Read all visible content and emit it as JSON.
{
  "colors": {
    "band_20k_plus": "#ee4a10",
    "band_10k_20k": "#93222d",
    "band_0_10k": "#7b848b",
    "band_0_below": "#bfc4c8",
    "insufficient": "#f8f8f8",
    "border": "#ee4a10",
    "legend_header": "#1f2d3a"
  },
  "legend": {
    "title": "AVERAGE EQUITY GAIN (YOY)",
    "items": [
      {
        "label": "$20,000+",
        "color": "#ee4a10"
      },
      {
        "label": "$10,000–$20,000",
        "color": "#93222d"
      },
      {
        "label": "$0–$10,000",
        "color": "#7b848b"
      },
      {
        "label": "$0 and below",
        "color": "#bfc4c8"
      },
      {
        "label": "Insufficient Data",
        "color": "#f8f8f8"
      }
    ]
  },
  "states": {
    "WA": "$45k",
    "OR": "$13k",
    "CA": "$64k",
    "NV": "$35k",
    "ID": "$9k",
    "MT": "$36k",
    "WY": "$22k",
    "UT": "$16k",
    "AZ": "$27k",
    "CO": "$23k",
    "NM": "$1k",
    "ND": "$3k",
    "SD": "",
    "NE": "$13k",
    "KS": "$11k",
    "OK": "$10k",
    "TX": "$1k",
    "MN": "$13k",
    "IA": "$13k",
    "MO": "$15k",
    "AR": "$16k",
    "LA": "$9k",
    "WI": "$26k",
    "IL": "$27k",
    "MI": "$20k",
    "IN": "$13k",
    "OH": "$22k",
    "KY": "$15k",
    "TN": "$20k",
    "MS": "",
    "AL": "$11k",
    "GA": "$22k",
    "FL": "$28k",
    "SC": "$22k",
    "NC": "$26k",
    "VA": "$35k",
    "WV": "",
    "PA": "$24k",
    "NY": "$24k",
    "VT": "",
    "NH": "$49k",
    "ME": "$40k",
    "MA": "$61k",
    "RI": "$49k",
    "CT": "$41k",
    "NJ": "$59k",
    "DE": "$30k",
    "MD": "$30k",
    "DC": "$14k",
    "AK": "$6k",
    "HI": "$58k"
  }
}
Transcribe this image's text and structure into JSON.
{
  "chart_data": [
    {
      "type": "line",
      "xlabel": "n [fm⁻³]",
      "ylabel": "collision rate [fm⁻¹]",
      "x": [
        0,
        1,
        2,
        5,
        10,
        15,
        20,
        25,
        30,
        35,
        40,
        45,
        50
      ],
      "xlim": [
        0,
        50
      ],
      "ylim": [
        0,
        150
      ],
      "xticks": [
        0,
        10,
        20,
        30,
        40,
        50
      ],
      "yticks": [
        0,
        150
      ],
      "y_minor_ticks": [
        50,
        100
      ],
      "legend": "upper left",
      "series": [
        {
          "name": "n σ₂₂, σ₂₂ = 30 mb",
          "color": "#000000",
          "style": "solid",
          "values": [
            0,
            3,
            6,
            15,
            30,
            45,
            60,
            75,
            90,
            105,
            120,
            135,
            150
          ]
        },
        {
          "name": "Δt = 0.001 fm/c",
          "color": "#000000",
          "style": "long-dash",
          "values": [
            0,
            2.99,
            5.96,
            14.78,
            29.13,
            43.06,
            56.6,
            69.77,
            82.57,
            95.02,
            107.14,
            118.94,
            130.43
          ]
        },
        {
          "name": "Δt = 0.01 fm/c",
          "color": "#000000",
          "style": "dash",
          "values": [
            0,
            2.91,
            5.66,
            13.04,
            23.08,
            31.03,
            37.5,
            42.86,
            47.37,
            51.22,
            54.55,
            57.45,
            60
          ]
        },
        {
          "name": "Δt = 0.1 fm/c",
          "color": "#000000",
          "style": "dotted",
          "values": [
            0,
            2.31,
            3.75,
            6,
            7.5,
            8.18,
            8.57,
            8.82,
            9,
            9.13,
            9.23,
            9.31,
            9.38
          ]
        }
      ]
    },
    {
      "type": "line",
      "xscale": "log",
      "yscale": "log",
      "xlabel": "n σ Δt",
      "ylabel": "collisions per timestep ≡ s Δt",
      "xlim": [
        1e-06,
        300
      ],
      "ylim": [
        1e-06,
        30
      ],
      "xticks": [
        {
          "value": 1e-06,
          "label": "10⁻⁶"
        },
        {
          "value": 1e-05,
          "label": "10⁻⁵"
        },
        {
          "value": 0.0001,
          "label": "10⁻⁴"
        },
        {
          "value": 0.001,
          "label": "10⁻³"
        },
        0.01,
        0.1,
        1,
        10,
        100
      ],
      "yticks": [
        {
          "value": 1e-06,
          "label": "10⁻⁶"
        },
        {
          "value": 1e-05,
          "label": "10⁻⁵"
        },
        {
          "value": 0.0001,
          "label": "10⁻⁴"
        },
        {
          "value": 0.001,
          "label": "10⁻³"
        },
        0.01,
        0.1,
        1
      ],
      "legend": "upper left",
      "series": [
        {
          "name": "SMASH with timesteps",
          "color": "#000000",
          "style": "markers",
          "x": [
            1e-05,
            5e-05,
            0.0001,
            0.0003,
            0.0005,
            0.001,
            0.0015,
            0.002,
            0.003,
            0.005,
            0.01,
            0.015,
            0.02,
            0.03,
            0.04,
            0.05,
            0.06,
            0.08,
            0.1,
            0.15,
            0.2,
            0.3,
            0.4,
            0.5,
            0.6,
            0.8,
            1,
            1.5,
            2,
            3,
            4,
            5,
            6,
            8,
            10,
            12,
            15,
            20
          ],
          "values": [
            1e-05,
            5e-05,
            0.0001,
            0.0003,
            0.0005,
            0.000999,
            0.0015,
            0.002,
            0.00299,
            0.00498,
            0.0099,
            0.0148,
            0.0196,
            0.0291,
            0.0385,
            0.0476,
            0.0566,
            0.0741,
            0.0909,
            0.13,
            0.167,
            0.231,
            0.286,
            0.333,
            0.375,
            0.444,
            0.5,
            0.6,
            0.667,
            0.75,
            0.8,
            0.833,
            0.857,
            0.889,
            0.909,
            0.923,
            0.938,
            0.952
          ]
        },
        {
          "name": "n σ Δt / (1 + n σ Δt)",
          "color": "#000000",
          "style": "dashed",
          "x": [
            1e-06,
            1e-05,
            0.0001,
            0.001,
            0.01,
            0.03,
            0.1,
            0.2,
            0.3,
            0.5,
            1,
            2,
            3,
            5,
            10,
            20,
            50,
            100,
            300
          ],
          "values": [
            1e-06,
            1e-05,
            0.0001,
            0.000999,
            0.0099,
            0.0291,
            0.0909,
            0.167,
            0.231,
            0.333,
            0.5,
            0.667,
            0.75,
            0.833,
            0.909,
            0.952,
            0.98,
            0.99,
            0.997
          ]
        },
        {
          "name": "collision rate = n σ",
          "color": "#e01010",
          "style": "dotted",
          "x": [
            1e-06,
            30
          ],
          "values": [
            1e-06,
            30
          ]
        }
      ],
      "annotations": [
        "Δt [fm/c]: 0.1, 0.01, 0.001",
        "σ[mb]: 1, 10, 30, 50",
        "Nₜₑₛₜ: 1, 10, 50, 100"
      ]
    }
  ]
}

•••

Copy all of the data. Keep every word exactly as it is.

■ Result of this task
Read all visible content and emit it as JSON.
{
  "colors": {
    "band_20k_plus": "#ee4a10",
    "band_10k_20k": "#93222d",
    "band_0_10k": "#7b848b",
    "band_0_below": "#bfc4c8",
    "insufficient": "#f8f8f8",
    "border": "#ee4a10",
    "legend_header": "#1f2d3a"
  },
  "legend": {
    "title": "AVERAGE EQUITY GAIN (YOY)",
    "items": [
      {
        "label": "$20,000+",
        "color": "#ee4a10"
      },
      {
        "label": "$10,000–$20,000",
        "color": "#93222d"
      },
      {
        "label": "$0–$10,000",
        "color": "#7b848b"
      },
      {
        "label": "$0 and below",
        "color": "#bfc4c8"
      },
      {
        "label": "Insufficient Data",
        "color": "#f8f8f8"
      }
    ]
  },
  "states": {
    "WA": "$45k",
    "OR": "$13k",
    "CA": "$64k",
    "NV": "$35k",
    "ID": "$9k",
    "MT": "$36k",
    "WY": "$22k",
    "UT": "$16k",
    "AZ": "$27k",
    "CO": "$23k",
    "NM": "$1k",
    "ND": "$3k",
    "SD": "",
    "NE": "$13k",
    "KS": "$11k",
    "OK": "$10k",
    "TX": "$1k",
    "MN": "$13k",
    "IA": "$13k",
    "MO": "$15k",
    "AR": "$16k",
    "LA": "$9k",
    "WI": "$26k",
    "IL": "$27k",
    "MI": "$20k",
    "IN": "$13k",
    "OH": "$22k",
    "KY": "$15k",
    "TN": "$20k",
    "MS": "",
    "AL": "$11k",
    "GA": "$22k",
    "FL": "$28k",
    "SC": "$22k",
    "NC": "$26k",
    "VA": "$35k",
    "WV": "",
    "PA": "$24k",
    "NY": "$24k",
    "VT": "",
    "NH": "$49k",
    "ME": "$40k",
    "MA": "$61k",
    "RI": "$49k",
    "CT": "$41k",
    "NJ": "$59k",
    "DE": "$30k",
    "MD": "$30k",
    "DC": "$14k",
    "AK": "$6k",
    "HI": "$58k"
  }
}
Transcribe this image's text and structure into JSON.
{
  "chart_data": [
    {
      "type": "line",
      "xlabel": "n [fm⁻³]",
      "ylabel": "collision rate [fm⁻¹]",
      "x": [
        0,
        1,
        2,
        5,
        10,
        15,
        20,
        25,
        30,
        35,
        40,
        45,
        50
      ],
      "xlim": [
        0,
        50
      ],
      "ylim": [
        0,
        150
      ],
      "xticks": [
        0,
        10,
        20,
        30,
        40,
        50
      ],
      "yticks": [
        0,
        150
      ],
      "y_minor_ticks": [
        50,
        100
      ],
      "legend": "upper left",
      "series": [
        {
          "name": "n σ₂₂, σ₂₂ = 30 mb",
          "color": "#000000",
          "style": "solid",
          "values": [
            0,
            3,
            6,
            15,
            30,
            45,
            60,
            75,
            90,
            105,
            120,
            135,
            150
          ]
        },
        {
          "name": "Δt = 0.001 fm/c",
          "color": "#000000",
          "style": "long-dash",
          "values": [
            0,
            2.99,
            5.96,
            14.78,
            29.13,
            43.06,
            56.6,
            69.77,
            82.57,
            95.02,
            107.14,
            118.94,
            130.43
          ]
        },
        {
          "name": "Δt = 0.01 fm/c",
          "color": "#000000",
          "style": "dash",
          "values": [
            0,
            2.91,
            5.66,
            13.04,
            23.08,
            31.03,
            37.5,
            42.86,
            47.37,
            51.22,
            54.55,
            57.45,
            60
          ]
        },
        {
          "name": "Δt = 0.1 fm/c",
          "color": "#000000",
          "style": "dotted",
          "values": [
            0,
            2.31,
            3.75,
            6,
            7.5,
            8.18,
            8.57,
            8.82,
            9,
            9.13,
            9.23,
            9.31,
            9.38
          ]
        }
      ]
    },
    {
      "type": "line",
      "xscale": "log",
      "yscale": "log",
      "xlabel": "n σ Δt",
      "ylabel": "collisions per timestep ≡ s Δt",
      "xlim": [
        1e-06,
        300
      ],
      "ylim": [
        1e-06,
        30
      ],
      "xticks": [
        {
          "value": 1e-06,
          "label": "10⁻⁶"
        },
        {
          "value": 1e-05,
          "label": "10⁻⁵"
        },
        {
          "value": 0.0001,
          "label": "10⁻⁴"
        },
        {
          "value": 0.001,
          "label": "10⁻³"
        },
        0.01,
        0.1,
        1,
        10,
        100
      ],
      "yticks": [
        {
          "value": 1e-06,
          "label": "10⁻⁶"
        },
        {
          "value": 1e-05,
          "label": "10⁻⁵"
        },
        {
          "value": 0.0001,
          "label": "10⁻⁴"
        },
        {
          "value": 0.001,
          "label": "10⁻³"
        },
        0.01,
        0.1,
        1
      ],
      "legend": "upper left",
      "series": [
        {
          "name": "SMASH with timesteps",
          "color": "#000000",
          "style": "markers",
          "x": [
            1e-05,
            5e-05,
            0.0001,
            0.0003,
            0.0005,
            0.001,
            0.0015,
            0.002,
            0.003,
            0.005,
            0.01,
            0.015,
            0.02,
            0.03,
            0.04,
            0.05,
            0.06,
            0.08,
            0.1,
            0.15,
            0.2,
            0.3,
            0.4,
            0.5,
            0.6,
            0.8,
            1,
            1.5,
            2,
            3,
            4,
            5,
            6,
            8,
            10,
            12,
            15,
            20
          ],
          "values": [
            1e-05,
            5e-05,
            0.0001,
            0.0003,
            0.0005,
            0.000999,
            0.0015,
            0.002,
            0.00299,
            0.00498,
            0.0099,
            0.0148,
            0.0196,
            0.0291,
            0.0385,
            0.0476,
            0.0566,
            0.0741,
            0.0909,
            0.13,
            0.167,
            0.231,
            0.286,
            0.333,
            0.375,
            0.444,
            0.5,
            0.6,
            0.667,
            0.75,
            0.8,
            0.833,
            0.857,
            0.889,
            0.909,
            0.923,
            0.938,
            0.952
          ]
        },
        {
          "name": "n σ Δt / (1 + n σ Δt)",
          "color": "#000000",
          "style": "dashed",
          "x": [
            1e-06,
            1e-05,
            0.0001,
            0.001,
            0.01,
            0.03,
            0.1,
            0.2,
            0.3,
            0.5,
            1,
            2,
            3,
            5,
            10,
            20,
            50,
            100,
            300
          ],
          "values": [
            1e-06,
            1e-05,
            0.0001,
            0.000999,
            0.0099,
            0.0291,
            0.0909,
            0.167,
            0.231,
            0.333,
            0.5,
            0.667,
            0.75,
            0.833,
            0.909,
            0.952,
            0.98,
            0.99,
            0.997
          ]
        },
        {
          "name": "collision rate = n σ",
          "color": "#e01010",
          "style": "dotted",
          "x": [
            1e-06,
            30
          ],
          "values": [
            1e-06,
            30
          ]
        }
      ],
      "annotations": [
        "Δt [fm/c]: 0.1, 0.01, 0.001",
        "σ[mb]: 1, 10, 30, 50",
        "Nₜₑₛₜ: 1, 10, 50, 100"
      ]
    }
  ]
}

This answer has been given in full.